# GIVEN TASK:
Copy out every line containing the word "Canalisation".

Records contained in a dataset
# # # #

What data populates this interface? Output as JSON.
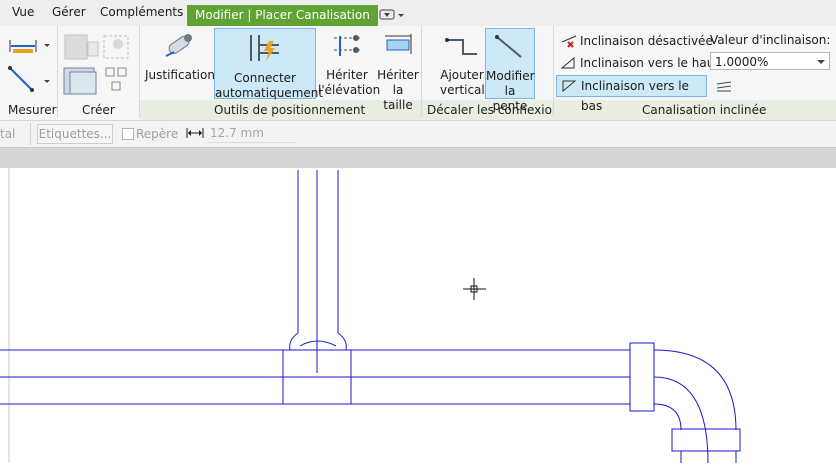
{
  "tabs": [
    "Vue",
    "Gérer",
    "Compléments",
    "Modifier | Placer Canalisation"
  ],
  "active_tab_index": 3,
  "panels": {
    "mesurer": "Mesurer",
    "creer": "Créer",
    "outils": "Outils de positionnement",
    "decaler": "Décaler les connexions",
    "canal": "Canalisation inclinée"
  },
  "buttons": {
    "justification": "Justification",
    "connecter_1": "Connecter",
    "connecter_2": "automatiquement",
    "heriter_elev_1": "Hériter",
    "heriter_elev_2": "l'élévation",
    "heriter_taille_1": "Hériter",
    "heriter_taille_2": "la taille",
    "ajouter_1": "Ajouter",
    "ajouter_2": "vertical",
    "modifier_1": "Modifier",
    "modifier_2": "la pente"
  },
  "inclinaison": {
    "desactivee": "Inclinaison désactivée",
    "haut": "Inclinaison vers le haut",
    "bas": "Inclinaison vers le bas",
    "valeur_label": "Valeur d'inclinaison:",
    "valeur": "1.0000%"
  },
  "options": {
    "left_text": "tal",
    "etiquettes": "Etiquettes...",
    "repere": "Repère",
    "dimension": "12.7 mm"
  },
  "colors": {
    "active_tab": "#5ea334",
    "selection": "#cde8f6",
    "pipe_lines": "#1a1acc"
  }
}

# # # #

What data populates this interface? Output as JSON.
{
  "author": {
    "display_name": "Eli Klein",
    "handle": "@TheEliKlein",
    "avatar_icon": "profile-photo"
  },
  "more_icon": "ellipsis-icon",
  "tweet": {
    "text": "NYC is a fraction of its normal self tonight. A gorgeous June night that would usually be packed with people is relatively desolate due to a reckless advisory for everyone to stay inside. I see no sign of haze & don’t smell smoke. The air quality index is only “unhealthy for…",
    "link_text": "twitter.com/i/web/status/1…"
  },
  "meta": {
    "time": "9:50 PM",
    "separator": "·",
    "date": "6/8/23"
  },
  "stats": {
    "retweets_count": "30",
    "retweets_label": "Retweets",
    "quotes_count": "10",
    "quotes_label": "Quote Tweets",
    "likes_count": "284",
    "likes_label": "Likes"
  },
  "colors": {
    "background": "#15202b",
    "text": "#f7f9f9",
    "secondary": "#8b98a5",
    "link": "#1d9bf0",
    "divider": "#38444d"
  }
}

# # # #

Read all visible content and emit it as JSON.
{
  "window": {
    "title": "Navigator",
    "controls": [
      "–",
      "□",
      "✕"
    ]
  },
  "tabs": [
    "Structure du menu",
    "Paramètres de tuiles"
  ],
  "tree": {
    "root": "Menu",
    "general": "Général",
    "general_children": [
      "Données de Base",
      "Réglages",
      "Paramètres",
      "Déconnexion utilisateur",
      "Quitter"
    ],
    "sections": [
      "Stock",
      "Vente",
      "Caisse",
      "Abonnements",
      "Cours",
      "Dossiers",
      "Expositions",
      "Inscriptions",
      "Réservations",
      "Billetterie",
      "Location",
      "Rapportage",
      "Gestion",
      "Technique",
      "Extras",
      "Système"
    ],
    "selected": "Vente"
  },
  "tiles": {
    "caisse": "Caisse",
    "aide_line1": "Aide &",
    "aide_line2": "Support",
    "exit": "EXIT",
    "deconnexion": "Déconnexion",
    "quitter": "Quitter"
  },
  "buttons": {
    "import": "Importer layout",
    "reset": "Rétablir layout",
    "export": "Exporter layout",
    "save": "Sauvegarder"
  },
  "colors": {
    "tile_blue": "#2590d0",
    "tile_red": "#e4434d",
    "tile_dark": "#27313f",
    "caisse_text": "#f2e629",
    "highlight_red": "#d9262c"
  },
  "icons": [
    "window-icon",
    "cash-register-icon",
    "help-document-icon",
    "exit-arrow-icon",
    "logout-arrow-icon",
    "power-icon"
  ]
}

# # # #

# THE REPLY:
    "Modifier | Placer Canalisation"
    "canal": "Canalisation inclinée"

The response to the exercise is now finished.